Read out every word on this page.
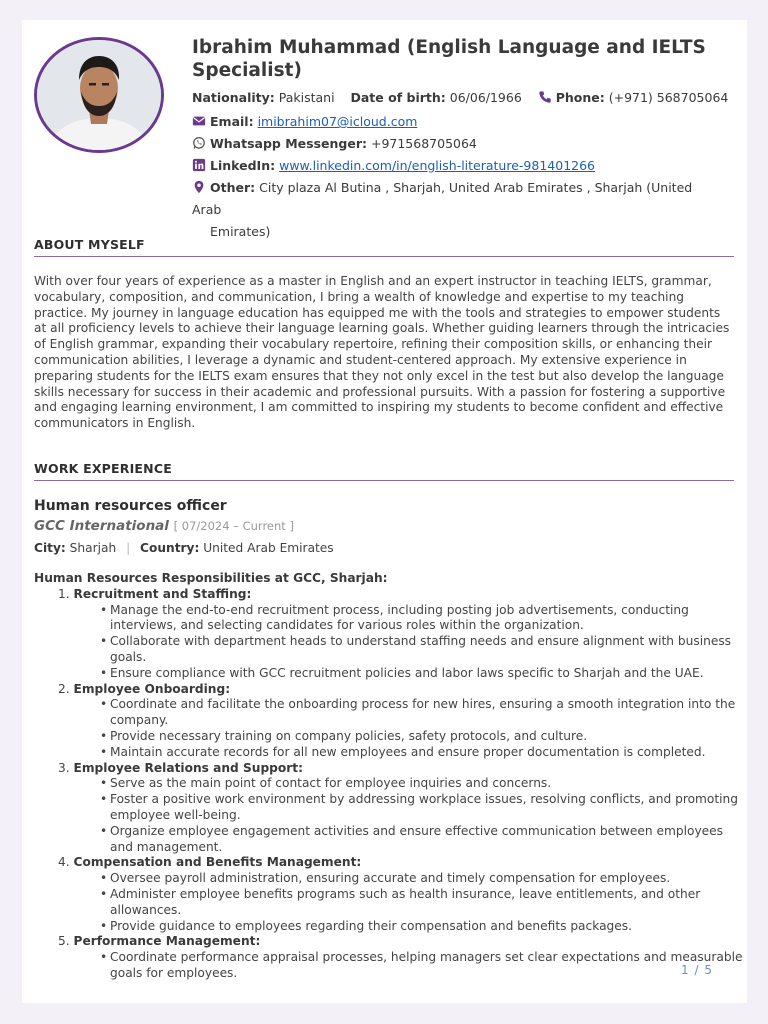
Ibrahim Muhammad (English Language and IELTS Specialist)
Nationality: Pakistani Date of birth: 06/06/1966	Phone: (+971) 568705064
Email: imibrahim07@icloud.com
Whatsapp Messenger: +971568705064
LinkedIn: www.linkedin.com/in/english-literature-981401266
Other: City plaza Al Butina , Sharjah, United Arab Emirates , Sharjah (United Arab
Emirates)
ABOUT MYSELF
With over four years of experience as a master in English and an expert instructor in teaching IELTS, grammar, vocabulary, composition, and communication, I bring a wealth of knowledge and expertise to my teaching practice. My journey in language education has equipped me with the tools and strategies to empower students at all proficiency levels to achieve their language learning goals. Whether guiding learners through the intricacies of English grammar, expanding their vocabulary repertoire, refining their composition skills, or enhancing their communication abilities, I leverage a dynamic and student-centered approach. My extensive experience in preparing students for the IELTS exam ensures that they not only excel in the test but also develop the language skills necessary for success in their academic and professional pursuits. With a passion for fostering a supportive and engaging learning environment, I am committed to inspiring my students to become confident and effective communicators in English.
WORK EXPERIENCE
Human resources officer
GCC International [ 07/2024 – Current ]
City: Sharjah | Country: United Arab Emirates
Human Resources Responsibilities at GCC, Sharjah:
1. Recruitment and Staffing:
• Manage the end-to-end recruitment process, including posting job advertisements, conducting interviews, and selecting candidates for various roles within the organization.
• Collaborate with department heads to understand staffing needs and ensure alignment with business goals.
• Ensure compliance with GCC recruitment policies and labor laws specific to Sharjah and the UAE.
2. Employee Onboarding:
• Coordinate and facilitate the onboarding process for new hires, ensuring a smooth integration into the company.
• Provide necessary training on company policies, safety protocols, and culture.
• Maintain accurate records for all new employees and ensure proper documentation is completed.
3. Employee Relations and Support:
• Serve as the main point of contact for employee inquiries and concerns.
• Foster a positive work environment by addressing workplace issues, resolving conflicts, and promoting employee well-being.
• Organize employee engagement activities and ensure effective communication between employees and management.
4. Compensation and Benefits Management:
• Oversee payroll administration, ensuring accurate and timely compensation for employees.
• Administer employee benefits programs such as health insurance, leave entitlements, and other allowances.
• Provide guidance to employees regarding their compensation and benefits packages.
5. Performance Management:
• Coordinate performance appraisal processes, helping managers set clear expectations and measurable goals for employees.	1 / 5
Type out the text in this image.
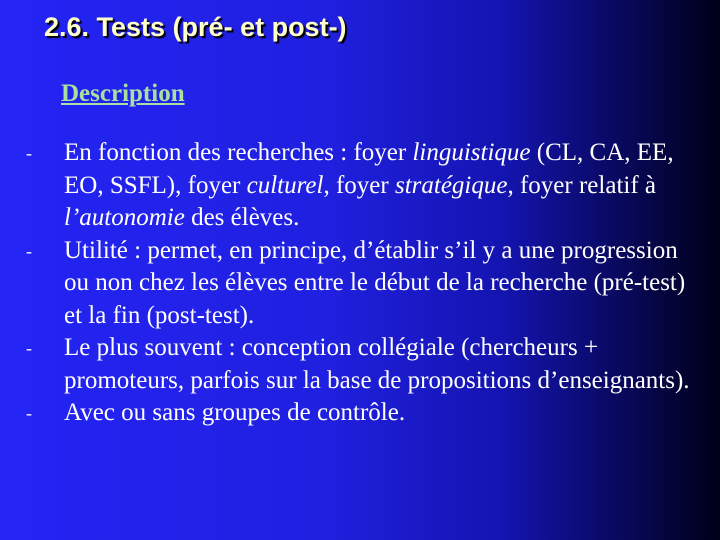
2.6. Tests (pré- et post-)
Description
- En fonction des recherches : foyer linguistique (CL, CA, EE, EO, SSFL), foyer culturel, foyer stratégique, foyer relatif à l’autonomie des élèves.
- Utilité : permet, en principe, d’établir s’il y a une progression ou non chez les élèves entre le début de la recherche (pré-test) et la fin (post-test).
- Le plus souvent : conception collégiale (chercheurs + promoteurs, parfois sur la base de propositions d’enseignants).
- Avec ou sans groupes de contrôle.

_YOUR TASK:_ Select every line of the records holding the string "company".

_FULL ANSWER:_
• Coordinate and facilitate the onboarding process for new hires, ensuring a smooth integration into the company.
• Provide necessary training on company policies, safety protocols, and culture.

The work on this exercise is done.